WORK TO DO: From the entries below, copy every line where the string "маятника" appears.

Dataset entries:
◇ ◇ ◇ ◇
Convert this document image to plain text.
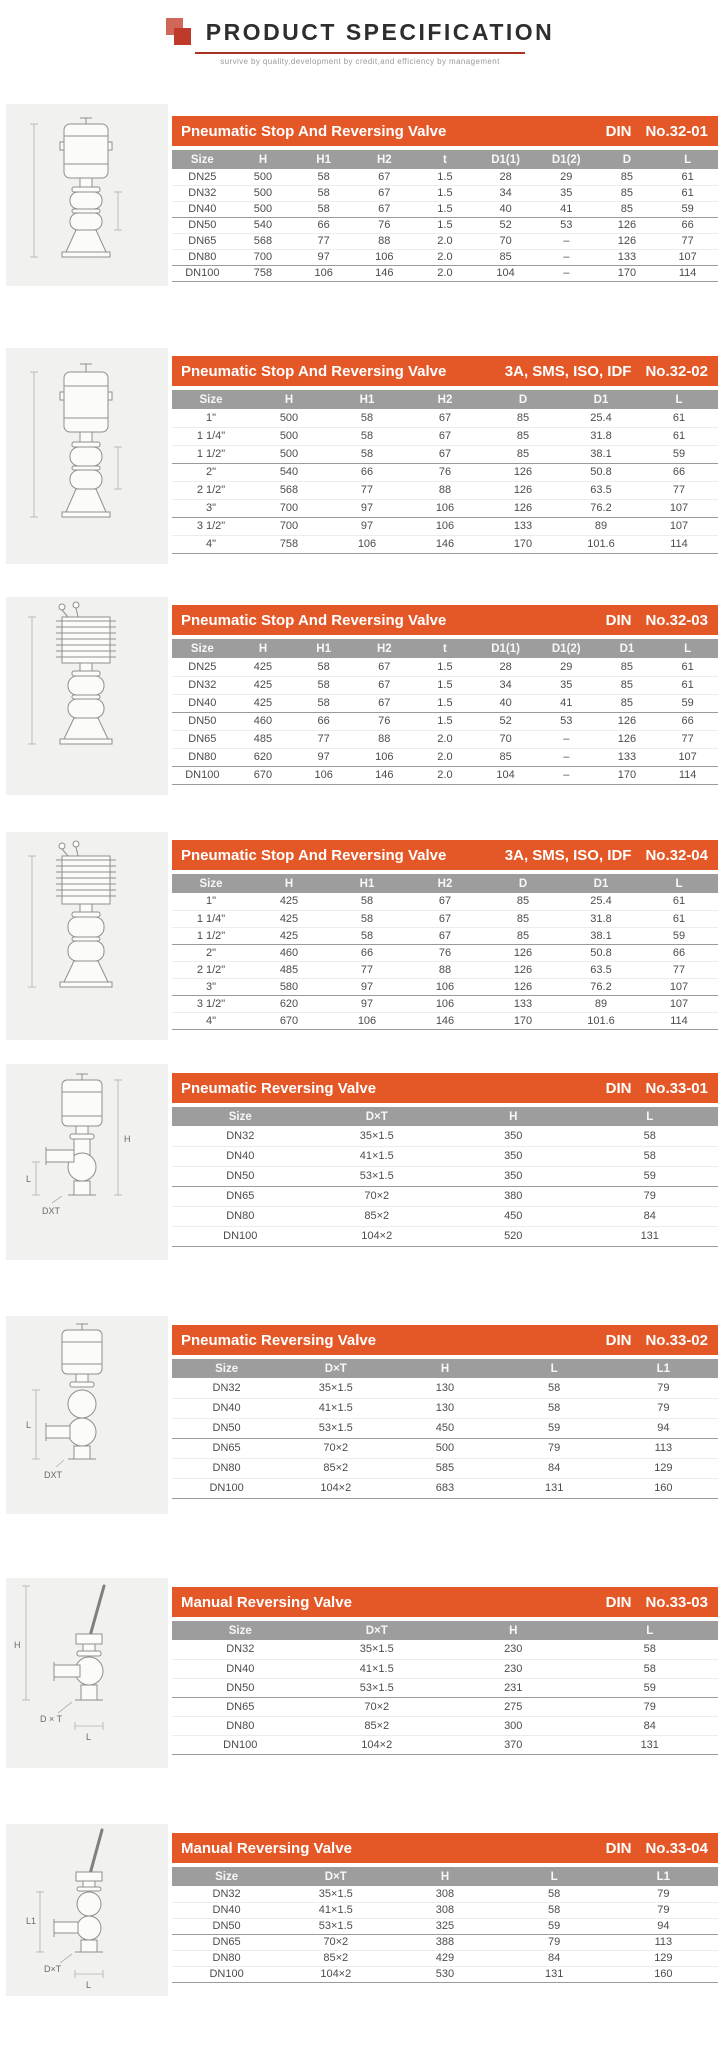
PRODUCT SPECIFICATION
survive by quality,development by credit,and efficiency by management
Pneumatic Stop And Reversing Valve	DIN No.32-01
Size	H	H1	H2	t	D1(1)	D1(2)	D	L
DN25	500	58	67	1.5	28	29	85	61
DN32	500	58	67	1.5	34	35	85	61
DN40	500	58	67	1.5	40	41	85	59
DN50	540	66	76	1.5	52	53	126	66
DN65	568	77	88	2.0	70	–	126	77
DN80	700	97	106	2.0	85	–	133	107
DN100	758	106	146	2.0	104	–	170	114
Pneumatic Stop And Reversing Valve	3A, SMS, ISO, IDF No.32-02
Size	H	H1	H2	D	D1	L
1"	500	58	67	85	25.4	61
1 1/4"	500	58	67	85	31.8	61
1 1/2"	500	58	67	85	38.1	59
2"	540	66	76	126	50.8	66
2 1/2"	568	77	88	126	63.5	77
3"	700	97	106	126	76.2	107
3 1/2"	700	97	106	133	89	107
4"	758	106	146	170	101.6	114
Pneumatic Stop And Reversing Valve	DIN No.32-03
Size	H	H1	H2	t	D1(1)	D1(2)	D1	L
DN25	425	58	67	1.5	28	29	85	61
DN32	425	58	67	1.5	34	35	85	61
DN40	425	58	67	1.5	40	41	85	59
DN50	460	66	76	1.5	52	53	126	66
DN65	485	77	88	2.0	70	–	126	77
DN80	620	97	106	2.0	85	–	133	107
DN100	670	106	146	2.0	104	–	170	114
Pneumatic Stop And Reversing Valve	3A, SMS, ISO, IDF No.32-04
Size	H	H1	H2	D	D1	L
1"	425	58	67	85	25.4	61
1 1/4"	425	58	67	85	31.8	61
1 1/2"	425	58	67	85	38.1	59
2"	460	66	76	126	50.8	66
2 1/2"	485	77	88	126	63.5	77
3"	580	97	106	126	76.2	107
3 1/2"	620	97	106	133	89	107
4"	670	106	146	170	101.6	114
H
L
DXT
Pneumatic Reversing Valve	DIN No.33-01
Size	D×T	H	L
DN32	35×1.5	350	58
DN40	41×1.5	350	58
DN50	53×1.5	350	59
DN65	70×2	380	79
DN80	85×2	450	84
DN100	104×2	520	131
L
DXT
Pneumatic Reversing Valve	DIN No.33-02
Size	D×T	H	L	L1
DN32	35×1.5	130	58	79
DN40	41×1.5	130	58	79
DN50	53×1.5	450	59	94
DN65	70×2	500	79	113
DN80	85×2	585	84	129
DN100	104×2	683	131	160
H
D × T
L
Manual Reversing Valve	DIN No.33-03
Size	D×T	H	L
DN32	35×1.5	230	58
DN40	41×1.5	230	58
DN50	53×1.5	231	59
DN65	70×2	275	79
DN80	85×2	300	84
DN100	104×2	370	131
L1
D×T
L
Manual Reversing Valve	DIN No.33-04
Size	D×T	H	L	L1
DN32	35×1.5	308	58	79
DN40	41×1.5	308	58	79
DN50	53×1.5	325	59	94
DN65	70×2	388	79	113
DN80	85×2	429	84	129
DN100	104×2	530	131	160
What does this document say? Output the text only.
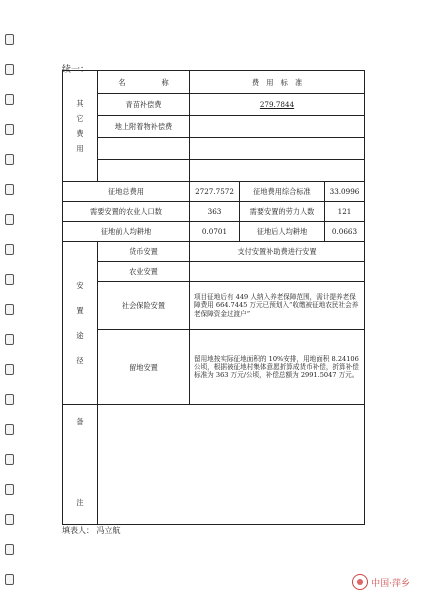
续一：
其
它
费
用	名　　　　　称	费　用　标　准		
	青苗补偿费	279.7844		
	地上附着物补偿费			

征地总费用		2727.7572	征地费用综合标准	33.0996
需要安置的农业人口数		363	需要安置的劳力人数	121
征地前人均耕地		0.0701	征地后人均耕地	0.0663

安
置
途
径	货币安置	支付安置补助费进行安置		
	农业安置			
	社会保险安置	项目征地后有 449 人纳入养老保障范围，需计提养老保障费用 664.7445 万元已预划入“收缴被征地农民社会养老保障资金过渡户”		
	留地安置	留用地按实际征地面积的 10%安排，用地面积 8.24106 公顷，根据被征地村集体意愿折算成货币补偿，折算补偿标准为 363 万元/公顷，补偿总额为 2991.5047 万元。		

备
注				

填表人： 冯立航
中国·萍乡
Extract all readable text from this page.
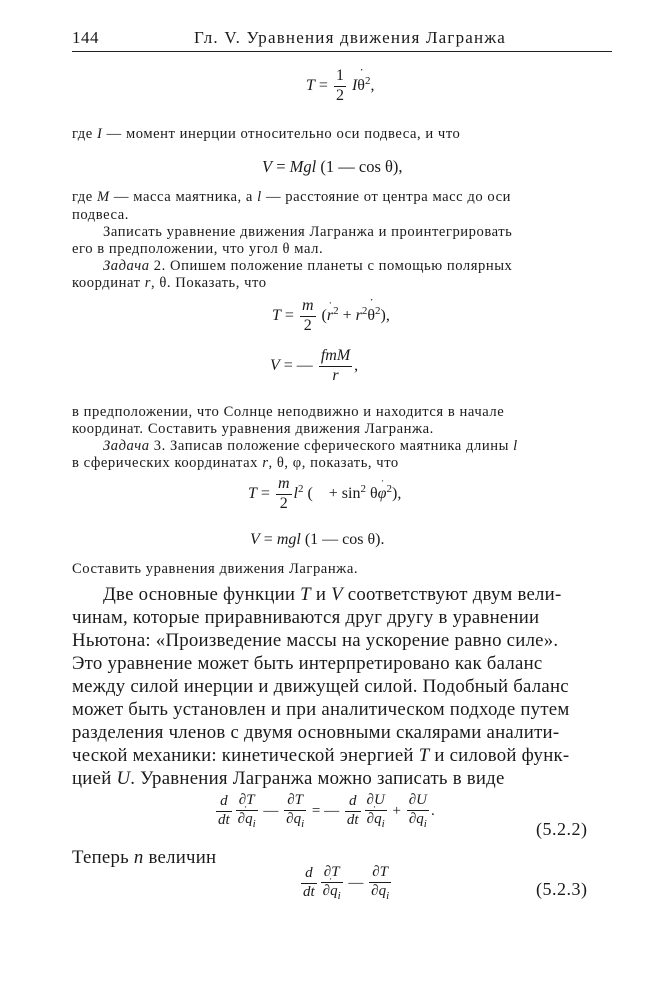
144	Гл. V. Уравнения движения Лагранжа
$T = \frac{1}{2}$ Iθ ˙$^2$,
где I — момент инерции относительно оси подвеса, и что
V = Mgl (1 — cos θ),
где M — масса маятника, а l — расстояние от центра масс до оси
подвеса.
Записать уравнение движения Лагранжа и проинтегрировать
его в предположении, что угол θ мал.
Задача 2. Опишем положение планеты с помощью полярных
координат r, θ. Показать, что
$T = \frac{m}{2} (r$ ˙$^2$ + $r^2\theta$ ˙$^2$),
V = — $\frac{\text{fmM}}{r}$ ,
в предположении, что Солнце неподвижно и находится в начале
координат. Составить уравнения движения Лагранжа.
Задача 3. Записав положение сферического маятника длины l
в сферических координатах r, θ, φ, показать, что
$T = \frac{m}{2} l^2$ ( + $\sin^2 \theta\varphi$ ˙$^2$),
V = mgl (1 — cos θ).
Составить уравнения движения Лагранжа.
Две основные функции T и V соответствуют двум вели-
чинам, которые приравниваются друг другу в уравнении
Ньютона: «Произведение массы на ускорение равно силе».
Это уравнение может быть интерпретировано как баланс
между силой инерции и движущей силой. Подобный баланс
может быть установлен и при аналитическом подходе путем
разделения членов с двумя основными скалярами аналити-
ческой механики: кинетической энергией T и силовой функ-
цией U. Уравнения Лагранжа можно записать в виде
$\frac{d}{dt} \frac{\partial T}{\partial q ˙_i}$ — $\frac{\partial T}{\partial q_i}$ = — $\frac{d}{dt} \frac{\partial U}{\partial q ˙_i} + \frac{\partial U}{\partial q_i}$ .
(5.2.2)
Теперь n величин
$\frac{d}{dt} \frac{\partial T}{\partial q ˙_i}$ — $\frac{\partial T}{\partial q_i}$	(5.2.3)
◇ ◇ ◇ ◇
FULL ANSWER:
где M — масса маятника, а l — расстояние от центра масс до оси
Задача 3. Записав положение сферического маятника длины l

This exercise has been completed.